>> Begin Material provided
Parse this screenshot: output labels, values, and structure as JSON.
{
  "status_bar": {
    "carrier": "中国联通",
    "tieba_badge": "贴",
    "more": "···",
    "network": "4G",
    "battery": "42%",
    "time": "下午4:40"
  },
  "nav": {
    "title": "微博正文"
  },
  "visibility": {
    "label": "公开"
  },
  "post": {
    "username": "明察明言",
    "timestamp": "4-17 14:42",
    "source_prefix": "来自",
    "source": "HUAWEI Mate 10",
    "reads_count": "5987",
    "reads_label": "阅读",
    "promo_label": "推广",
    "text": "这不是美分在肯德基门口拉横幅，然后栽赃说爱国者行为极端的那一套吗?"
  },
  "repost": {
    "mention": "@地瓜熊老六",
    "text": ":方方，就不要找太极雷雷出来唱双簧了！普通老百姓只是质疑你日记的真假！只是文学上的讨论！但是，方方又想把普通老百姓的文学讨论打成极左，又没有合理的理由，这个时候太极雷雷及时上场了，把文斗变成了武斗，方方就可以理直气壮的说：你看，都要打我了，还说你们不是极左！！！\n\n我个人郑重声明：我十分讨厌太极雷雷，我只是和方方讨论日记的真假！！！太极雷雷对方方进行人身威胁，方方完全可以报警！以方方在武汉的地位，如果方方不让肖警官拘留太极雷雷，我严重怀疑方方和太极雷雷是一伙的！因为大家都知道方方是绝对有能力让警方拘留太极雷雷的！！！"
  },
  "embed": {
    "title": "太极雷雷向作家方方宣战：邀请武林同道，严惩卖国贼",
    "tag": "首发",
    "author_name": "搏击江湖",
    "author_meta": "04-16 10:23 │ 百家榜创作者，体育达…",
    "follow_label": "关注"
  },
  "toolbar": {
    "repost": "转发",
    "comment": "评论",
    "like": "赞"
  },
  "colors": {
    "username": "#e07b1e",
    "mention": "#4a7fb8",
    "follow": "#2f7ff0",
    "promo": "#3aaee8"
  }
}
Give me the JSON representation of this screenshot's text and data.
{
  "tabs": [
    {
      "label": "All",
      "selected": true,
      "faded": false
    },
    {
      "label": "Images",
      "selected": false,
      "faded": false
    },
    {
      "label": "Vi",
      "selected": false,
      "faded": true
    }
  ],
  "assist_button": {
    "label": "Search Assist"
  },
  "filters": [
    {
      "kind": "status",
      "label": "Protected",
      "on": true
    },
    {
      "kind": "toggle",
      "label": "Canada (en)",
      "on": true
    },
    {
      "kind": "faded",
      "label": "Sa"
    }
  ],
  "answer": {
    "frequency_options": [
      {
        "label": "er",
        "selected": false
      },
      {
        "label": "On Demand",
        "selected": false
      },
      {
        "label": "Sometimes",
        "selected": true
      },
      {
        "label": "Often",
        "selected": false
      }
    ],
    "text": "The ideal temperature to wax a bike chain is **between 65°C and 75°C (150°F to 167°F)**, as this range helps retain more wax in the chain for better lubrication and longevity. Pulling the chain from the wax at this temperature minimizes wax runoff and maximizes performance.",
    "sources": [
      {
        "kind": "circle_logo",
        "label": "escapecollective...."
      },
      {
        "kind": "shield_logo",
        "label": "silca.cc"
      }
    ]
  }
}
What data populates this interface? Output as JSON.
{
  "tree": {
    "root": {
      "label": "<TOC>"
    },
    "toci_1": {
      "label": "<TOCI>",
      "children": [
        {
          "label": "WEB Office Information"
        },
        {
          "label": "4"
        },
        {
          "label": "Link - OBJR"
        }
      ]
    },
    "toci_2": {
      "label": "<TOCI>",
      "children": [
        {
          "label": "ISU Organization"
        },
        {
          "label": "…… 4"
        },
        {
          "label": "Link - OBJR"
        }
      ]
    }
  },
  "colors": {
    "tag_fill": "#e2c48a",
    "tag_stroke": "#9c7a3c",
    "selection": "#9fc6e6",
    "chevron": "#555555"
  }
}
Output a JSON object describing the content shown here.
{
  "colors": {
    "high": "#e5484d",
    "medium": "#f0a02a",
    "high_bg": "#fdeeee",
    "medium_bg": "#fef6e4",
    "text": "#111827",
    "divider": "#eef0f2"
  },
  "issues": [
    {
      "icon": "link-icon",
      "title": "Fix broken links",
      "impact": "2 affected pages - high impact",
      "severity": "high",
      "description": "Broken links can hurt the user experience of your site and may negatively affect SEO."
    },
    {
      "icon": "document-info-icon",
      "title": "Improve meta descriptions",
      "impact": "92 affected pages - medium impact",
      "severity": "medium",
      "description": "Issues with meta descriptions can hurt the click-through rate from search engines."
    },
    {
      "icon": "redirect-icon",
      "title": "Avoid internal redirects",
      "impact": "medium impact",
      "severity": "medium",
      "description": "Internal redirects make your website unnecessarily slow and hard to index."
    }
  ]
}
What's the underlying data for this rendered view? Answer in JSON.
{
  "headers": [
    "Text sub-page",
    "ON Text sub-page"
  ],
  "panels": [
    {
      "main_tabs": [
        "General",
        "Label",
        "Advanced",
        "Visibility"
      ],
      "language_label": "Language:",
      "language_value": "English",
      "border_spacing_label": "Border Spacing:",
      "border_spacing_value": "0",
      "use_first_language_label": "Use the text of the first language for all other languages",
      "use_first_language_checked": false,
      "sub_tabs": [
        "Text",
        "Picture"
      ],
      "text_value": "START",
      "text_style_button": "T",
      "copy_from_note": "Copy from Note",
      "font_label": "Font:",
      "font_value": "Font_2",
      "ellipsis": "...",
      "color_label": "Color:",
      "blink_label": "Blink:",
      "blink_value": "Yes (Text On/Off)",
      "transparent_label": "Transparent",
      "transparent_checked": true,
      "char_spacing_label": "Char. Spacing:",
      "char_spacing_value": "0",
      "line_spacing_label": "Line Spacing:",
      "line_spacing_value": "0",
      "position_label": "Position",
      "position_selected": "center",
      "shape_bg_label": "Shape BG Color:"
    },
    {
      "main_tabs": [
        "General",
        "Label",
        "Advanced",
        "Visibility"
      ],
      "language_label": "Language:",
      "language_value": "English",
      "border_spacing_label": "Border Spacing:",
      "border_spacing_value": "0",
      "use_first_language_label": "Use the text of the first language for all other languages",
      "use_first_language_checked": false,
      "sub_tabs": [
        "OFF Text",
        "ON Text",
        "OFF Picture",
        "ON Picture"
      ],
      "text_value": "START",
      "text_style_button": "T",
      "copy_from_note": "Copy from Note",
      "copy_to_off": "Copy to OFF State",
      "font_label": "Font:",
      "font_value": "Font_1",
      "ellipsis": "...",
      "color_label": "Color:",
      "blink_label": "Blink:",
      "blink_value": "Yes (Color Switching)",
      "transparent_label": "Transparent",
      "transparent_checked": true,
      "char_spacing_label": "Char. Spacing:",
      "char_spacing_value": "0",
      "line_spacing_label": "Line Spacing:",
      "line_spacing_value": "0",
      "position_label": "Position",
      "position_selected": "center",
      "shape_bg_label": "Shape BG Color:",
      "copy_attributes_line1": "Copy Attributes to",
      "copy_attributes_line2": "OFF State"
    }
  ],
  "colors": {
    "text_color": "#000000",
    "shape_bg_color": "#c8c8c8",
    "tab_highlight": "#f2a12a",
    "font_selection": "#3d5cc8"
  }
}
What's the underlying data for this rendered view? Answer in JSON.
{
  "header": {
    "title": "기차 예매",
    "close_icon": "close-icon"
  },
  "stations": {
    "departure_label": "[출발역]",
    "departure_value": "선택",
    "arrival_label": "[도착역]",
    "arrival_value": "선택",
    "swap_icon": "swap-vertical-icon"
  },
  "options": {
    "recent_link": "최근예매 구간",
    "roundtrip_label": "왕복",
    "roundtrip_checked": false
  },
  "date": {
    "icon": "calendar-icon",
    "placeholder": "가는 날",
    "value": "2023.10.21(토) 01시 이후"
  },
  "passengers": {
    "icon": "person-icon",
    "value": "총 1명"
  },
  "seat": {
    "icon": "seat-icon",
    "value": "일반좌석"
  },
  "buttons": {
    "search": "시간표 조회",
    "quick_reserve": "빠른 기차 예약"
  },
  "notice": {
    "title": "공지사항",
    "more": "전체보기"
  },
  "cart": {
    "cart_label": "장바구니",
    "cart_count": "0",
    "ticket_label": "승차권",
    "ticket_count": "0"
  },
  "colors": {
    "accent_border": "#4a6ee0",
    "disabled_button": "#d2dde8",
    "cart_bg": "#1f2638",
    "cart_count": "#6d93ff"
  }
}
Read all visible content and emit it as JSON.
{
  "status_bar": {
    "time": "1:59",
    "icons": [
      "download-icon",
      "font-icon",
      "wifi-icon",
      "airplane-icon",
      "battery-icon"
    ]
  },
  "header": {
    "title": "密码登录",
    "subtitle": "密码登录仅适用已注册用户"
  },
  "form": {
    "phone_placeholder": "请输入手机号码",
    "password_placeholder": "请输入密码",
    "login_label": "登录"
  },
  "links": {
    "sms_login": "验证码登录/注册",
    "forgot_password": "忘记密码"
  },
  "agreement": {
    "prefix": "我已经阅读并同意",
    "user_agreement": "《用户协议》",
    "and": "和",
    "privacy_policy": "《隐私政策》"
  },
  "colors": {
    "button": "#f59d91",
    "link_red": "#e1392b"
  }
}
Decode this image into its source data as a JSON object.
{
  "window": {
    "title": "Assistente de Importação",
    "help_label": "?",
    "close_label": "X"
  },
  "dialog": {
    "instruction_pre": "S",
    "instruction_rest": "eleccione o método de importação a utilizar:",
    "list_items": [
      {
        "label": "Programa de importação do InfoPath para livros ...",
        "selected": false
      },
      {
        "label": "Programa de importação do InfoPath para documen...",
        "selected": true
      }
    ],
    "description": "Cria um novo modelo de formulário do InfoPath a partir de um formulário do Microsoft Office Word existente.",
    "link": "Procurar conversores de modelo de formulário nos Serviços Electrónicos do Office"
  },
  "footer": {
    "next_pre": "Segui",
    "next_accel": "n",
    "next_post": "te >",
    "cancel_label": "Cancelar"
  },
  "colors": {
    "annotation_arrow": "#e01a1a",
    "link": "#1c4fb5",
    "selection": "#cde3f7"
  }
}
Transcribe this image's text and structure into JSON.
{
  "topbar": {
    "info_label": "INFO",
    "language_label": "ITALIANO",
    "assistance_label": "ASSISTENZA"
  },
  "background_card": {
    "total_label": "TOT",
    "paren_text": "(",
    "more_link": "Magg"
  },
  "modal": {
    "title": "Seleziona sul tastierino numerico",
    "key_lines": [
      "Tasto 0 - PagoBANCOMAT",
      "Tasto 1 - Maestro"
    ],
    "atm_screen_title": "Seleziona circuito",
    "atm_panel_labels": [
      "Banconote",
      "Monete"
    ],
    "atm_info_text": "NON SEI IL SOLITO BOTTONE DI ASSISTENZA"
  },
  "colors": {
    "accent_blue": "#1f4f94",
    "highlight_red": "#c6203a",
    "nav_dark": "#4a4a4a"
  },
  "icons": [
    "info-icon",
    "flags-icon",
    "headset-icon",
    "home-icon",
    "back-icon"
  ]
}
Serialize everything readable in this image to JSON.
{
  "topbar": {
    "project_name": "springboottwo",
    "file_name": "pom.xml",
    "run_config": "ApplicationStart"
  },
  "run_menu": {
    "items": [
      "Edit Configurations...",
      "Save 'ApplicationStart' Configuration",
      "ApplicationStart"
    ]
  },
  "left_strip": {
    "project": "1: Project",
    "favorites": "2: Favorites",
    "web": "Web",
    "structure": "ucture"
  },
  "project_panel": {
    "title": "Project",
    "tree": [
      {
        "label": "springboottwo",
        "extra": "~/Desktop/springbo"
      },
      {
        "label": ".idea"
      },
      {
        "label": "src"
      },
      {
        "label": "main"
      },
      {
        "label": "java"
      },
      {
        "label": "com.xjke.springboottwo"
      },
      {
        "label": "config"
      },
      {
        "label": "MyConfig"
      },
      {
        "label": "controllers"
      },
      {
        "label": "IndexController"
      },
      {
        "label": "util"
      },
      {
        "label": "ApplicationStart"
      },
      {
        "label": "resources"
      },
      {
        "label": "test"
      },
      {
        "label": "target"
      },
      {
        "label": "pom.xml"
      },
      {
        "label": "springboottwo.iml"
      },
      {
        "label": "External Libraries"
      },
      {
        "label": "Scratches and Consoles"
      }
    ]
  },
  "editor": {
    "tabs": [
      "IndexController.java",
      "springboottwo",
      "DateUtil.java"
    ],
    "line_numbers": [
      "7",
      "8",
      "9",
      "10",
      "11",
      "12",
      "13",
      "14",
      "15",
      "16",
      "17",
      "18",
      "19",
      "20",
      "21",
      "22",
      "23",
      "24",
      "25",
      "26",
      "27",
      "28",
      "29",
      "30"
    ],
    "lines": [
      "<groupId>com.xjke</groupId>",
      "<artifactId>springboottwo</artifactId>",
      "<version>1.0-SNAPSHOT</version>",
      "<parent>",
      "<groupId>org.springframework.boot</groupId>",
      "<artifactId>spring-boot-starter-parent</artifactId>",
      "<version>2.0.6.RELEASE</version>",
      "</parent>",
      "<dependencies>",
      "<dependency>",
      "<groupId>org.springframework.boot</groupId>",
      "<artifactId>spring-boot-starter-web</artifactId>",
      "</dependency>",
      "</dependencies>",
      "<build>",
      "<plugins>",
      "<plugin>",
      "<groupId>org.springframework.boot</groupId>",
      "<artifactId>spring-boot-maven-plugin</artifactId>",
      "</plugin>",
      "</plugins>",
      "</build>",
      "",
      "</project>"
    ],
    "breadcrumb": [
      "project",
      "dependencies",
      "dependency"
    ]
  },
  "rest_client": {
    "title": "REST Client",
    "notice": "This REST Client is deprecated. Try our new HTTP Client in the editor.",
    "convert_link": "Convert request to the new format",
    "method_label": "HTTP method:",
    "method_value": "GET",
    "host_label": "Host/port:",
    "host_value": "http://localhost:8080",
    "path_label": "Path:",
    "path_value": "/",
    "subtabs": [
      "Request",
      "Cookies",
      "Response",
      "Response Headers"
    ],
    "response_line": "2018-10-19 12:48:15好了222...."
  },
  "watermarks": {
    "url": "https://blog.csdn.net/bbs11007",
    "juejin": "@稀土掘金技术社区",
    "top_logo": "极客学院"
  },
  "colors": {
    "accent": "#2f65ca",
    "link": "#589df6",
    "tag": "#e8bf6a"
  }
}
>> End Material provided
■ Aim of the exercise: Return every line containing "editor".

■ Written solution:
  "editor": {
    "notice": "This REST Client is deprecated. Try our new HTTP Client in the editor.",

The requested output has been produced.